Tally the lines in the listing below that contain "first" and report the tally alone.
* BEGIN Provided records *
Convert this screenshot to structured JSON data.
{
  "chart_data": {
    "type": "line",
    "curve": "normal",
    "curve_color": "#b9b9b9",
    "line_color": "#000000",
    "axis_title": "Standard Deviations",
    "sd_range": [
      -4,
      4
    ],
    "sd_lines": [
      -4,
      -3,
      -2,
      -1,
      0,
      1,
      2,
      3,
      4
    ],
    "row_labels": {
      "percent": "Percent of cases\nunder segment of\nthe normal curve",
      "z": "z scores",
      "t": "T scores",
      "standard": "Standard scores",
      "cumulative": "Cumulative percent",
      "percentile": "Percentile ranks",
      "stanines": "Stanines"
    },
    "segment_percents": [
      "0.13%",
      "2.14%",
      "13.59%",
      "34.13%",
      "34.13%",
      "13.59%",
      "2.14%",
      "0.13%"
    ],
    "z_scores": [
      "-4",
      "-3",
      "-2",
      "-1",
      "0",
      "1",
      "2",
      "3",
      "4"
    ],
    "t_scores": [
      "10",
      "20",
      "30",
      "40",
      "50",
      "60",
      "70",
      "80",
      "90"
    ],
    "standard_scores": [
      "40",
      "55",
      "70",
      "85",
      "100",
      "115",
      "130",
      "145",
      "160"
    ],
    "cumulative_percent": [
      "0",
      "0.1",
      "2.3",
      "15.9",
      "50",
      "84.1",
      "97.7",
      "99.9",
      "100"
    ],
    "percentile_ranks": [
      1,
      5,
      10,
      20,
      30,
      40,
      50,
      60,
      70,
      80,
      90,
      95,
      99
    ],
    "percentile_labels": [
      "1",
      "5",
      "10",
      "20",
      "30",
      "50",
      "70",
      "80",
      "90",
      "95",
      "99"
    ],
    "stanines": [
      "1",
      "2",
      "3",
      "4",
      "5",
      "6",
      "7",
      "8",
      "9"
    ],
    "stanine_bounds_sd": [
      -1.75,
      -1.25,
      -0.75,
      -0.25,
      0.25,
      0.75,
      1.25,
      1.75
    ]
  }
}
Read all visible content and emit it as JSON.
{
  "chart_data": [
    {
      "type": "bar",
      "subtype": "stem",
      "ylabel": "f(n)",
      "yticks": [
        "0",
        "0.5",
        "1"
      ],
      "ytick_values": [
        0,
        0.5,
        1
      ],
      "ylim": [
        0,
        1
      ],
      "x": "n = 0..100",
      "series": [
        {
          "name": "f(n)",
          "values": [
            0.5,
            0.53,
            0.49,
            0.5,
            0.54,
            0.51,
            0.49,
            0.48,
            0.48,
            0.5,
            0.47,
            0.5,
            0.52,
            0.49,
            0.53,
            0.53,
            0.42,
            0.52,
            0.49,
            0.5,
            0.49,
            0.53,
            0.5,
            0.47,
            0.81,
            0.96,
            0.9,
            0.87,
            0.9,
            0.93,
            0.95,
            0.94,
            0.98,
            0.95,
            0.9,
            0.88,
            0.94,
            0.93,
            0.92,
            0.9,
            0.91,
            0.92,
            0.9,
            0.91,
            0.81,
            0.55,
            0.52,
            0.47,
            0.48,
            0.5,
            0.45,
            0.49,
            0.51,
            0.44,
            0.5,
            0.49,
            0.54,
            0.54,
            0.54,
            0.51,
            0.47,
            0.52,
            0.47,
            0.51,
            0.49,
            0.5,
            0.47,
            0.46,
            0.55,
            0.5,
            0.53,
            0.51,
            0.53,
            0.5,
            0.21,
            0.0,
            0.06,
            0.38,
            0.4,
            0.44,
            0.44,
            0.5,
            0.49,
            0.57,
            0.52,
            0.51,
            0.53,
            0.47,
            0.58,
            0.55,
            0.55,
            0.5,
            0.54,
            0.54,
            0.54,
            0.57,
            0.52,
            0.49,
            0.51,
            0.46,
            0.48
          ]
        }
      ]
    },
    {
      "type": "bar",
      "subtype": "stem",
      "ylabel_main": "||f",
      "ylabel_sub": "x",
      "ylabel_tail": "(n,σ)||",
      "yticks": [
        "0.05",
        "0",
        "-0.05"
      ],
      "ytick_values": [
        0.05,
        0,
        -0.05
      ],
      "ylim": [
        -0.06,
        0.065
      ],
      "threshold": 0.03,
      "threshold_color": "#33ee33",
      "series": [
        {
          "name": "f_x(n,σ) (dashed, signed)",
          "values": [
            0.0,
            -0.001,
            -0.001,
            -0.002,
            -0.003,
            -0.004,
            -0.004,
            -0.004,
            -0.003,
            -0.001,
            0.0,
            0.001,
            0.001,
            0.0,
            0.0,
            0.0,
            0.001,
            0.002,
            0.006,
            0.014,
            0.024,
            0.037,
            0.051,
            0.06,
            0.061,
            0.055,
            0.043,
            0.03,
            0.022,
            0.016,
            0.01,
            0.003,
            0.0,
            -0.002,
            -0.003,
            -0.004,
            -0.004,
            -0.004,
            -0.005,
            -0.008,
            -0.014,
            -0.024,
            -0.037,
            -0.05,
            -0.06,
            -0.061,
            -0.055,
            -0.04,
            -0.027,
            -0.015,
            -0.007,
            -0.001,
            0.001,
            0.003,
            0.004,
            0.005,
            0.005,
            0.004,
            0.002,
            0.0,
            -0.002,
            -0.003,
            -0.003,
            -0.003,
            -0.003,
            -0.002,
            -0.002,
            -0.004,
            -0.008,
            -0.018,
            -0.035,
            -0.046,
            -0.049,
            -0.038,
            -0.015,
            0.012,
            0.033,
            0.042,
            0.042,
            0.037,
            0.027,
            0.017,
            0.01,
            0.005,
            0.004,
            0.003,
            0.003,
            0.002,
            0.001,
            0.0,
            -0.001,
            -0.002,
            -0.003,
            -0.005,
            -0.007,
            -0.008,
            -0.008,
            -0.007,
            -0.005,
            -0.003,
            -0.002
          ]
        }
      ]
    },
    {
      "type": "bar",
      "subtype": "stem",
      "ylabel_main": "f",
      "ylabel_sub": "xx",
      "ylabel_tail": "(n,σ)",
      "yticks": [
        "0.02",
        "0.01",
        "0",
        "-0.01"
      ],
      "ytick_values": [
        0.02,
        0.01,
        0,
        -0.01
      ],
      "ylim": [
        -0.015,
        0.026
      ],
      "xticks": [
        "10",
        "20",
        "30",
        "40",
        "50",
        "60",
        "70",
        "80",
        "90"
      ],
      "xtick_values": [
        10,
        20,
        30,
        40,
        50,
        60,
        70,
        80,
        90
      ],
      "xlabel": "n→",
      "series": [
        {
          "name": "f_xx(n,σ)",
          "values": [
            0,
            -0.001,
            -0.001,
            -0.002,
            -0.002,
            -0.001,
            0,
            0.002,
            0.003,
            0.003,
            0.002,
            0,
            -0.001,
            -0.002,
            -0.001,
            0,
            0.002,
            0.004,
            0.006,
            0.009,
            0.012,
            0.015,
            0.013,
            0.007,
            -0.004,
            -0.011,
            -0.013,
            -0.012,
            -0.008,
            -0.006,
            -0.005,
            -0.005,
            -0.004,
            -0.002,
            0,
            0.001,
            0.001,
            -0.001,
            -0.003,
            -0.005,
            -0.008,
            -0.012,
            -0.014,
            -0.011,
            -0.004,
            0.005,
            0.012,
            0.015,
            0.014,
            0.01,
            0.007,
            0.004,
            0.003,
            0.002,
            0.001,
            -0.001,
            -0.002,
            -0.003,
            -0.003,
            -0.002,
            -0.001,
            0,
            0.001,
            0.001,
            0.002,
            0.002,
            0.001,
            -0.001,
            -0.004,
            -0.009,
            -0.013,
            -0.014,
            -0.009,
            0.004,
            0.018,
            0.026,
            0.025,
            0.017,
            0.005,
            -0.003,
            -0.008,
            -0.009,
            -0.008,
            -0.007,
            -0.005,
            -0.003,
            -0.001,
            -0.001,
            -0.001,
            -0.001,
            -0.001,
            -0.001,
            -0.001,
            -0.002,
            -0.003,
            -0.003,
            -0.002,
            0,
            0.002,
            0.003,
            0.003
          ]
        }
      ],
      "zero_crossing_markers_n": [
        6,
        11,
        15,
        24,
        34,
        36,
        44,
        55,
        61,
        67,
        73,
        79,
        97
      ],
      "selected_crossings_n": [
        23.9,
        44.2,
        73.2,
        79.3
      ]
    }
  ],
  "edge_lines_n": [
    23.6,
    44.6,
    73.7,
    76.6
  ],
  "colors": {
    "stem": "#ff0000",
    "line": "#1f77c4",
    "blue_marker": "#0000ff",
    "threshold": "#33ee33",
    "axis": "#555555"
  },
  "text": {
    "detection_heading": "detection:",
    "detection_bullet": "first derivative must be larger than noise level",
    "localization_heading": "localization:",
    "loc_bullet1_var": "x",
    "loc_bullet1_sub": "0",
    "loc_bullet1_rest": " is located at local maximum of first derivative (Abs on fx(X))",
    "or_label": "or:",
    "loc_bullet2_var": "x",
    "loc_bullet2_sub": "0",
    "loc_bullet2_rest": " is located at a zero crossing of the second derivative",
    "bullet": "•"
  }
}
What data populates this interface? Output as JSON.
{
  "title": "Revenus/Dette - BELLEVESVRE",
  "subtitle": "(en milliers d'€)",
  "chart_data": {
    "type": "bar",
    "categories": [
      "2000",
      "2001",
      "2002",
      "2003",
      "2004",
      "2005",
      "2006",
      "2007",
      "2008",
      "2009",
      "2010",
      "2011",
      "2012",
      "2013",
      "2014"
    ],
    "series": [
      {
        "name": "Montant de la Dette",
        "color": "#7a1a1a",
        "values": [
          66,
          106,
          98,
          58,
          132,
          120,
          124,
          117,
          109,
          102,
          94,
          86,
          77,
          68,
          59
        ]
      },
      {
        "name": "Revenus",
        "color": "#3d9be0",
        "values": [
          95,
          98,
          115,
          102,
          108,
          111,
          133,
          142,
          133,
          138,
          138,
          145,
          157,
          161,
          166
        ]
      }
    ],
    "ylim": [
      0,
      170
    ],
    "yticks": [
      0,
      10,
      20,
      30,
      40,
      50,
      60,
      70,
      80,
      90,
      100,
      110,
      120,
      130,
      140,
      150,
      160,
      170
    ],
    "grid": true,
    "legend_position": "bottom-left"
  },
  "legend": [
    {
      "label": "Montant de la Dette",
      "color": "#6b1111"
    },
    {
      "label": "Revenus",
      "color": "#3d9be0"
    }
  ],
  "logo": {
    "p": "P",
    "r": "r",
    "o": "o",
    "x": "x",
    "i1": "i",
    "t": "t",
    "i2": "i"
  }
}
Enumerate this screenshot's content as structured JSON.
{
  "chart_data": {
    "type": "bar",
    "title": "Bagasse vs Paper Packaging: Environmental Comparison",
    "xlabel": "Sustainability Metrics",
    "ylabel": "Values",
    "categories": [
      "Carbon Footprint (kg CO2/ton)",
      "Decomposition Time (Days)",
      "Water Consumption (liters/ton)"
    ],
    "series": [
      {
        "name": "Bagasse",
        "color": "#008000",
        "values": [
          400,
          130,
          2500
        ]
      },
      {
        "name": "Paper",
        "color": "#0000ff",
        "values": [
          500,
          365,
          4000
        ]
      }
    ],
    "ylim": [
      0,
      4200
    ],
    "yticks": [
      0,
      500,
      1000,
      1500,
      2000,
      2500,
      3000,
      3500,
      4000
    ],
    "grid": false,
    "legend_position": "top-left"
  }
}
* END Provided records *
Output of the task
2